Gather up every line that includes the string "nabídky".

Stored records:
******************************

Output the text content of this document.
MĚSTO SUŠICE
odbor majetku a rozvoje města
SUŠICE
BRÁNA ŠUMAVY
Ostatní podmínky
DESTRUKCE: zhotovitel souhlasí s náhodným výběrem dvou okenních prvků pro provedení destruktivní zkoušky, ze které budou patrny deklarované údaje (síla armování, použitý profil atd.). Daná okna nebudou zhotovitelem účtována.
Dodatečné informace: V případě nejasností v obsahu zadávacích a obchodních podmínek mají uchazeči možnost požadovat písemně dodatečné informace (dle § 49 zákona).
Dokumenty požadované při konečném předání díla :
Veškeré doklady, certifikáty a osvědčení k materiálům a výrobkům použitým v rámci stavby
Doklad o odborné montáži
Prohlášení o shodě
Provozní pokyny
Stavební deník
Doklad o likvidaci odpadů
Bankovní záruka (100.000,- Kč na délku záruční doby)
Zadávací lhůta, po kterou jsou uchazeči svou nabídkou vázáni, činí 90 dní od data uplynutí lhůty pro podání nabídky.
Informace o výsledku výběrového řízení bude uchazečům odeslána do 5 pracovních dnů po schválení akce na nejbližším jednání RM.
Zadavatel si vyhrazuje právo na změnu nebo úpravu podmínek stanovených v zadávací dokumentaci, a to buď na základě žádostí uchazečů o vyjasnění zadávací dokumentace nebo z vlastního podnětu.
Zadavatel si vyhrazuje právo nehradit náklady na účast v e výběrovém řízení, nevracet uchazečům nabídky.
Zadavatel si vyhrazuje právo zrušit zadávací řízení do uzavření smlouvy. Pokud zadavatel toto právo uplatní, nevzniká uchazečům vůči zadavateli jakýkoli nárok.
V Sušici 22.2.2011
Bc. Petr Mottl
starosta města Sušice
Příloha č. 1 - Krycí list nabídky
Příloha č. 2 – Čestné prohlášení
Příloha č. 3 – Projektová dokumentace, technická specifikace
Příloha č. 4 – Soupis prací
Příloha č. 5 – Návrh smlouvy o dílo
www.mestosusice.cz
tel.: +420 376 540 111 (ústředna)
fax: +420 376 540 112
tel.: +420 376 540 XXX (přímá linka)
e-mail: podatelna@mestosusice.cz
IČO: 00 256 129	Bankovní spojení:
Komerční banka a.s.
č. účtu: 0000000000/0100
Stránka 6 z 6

******************************

## RIGHT ANSWER
Zadávací lhůta, po kterou jsou uchazeči svou nabídkou vázáni, činí 90 dní od data uplynutí lhůty pro podání nabídky.
Zadavatel si vyhrazuje právo nehradit náklady na účast v e výběrovém řízení, nevracet uchazečům nabídky.
Příloha č. 1 - Krycí list nabídky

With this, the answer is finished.